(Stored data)
* Begin *

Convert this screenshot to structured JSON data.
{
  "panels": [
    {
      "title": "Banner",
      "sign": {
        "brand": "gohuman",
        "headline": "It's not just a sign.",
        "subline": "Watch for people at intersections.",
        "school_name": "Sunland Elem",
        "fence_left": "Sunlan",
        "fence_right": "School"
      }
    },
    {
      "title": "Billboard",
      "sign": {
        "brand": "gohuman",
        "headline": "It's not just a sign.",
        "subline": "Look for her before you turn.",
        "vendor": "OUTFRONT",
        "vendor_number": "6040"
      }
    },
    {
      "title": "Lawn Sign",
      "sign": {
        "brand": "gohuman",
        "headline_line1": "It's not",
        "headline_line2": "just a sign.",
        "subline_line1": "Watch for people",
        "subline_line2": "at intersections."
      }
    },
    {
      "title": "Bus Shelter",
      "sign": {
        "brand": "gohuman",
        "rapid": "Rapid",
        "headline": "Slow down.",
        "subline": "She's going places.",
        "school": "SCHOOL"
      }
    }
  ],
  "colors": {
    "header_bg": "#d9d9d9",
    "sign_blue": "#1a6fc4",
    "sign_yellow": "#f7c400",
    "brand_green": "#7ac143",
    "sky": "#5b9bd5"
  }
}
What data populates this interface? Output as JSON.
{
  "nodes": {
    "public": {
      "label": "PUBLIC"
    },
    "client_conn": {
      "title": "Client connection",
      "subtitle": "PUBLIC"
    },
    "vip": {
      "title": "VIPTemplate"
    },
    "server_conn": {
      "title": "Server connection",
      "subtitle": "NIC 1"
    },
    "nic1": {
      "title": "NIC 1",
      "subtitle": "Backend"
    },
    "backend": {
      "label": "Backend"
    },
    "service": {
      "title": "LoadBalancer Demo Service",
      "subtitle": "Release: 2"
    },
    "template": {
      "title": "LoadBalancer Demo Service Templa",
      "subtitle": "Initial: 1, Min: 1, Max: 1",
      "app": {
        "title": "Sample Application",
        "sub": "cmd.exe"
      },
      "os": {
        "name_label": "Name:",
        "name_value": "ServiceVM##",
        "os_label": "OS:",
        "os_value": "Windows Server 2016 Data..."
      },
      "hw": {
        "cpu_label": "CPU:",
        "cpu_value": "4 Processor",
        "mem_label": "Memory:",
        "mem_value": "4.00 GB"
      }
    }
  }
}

* End *

The exercise: Using the listing above, list every line in which the string "LoadBalancer" occurs.

Response:
      "title": "LoadBalancer Demo Service",
      "title": "LoadBalancer Demo Service Templa",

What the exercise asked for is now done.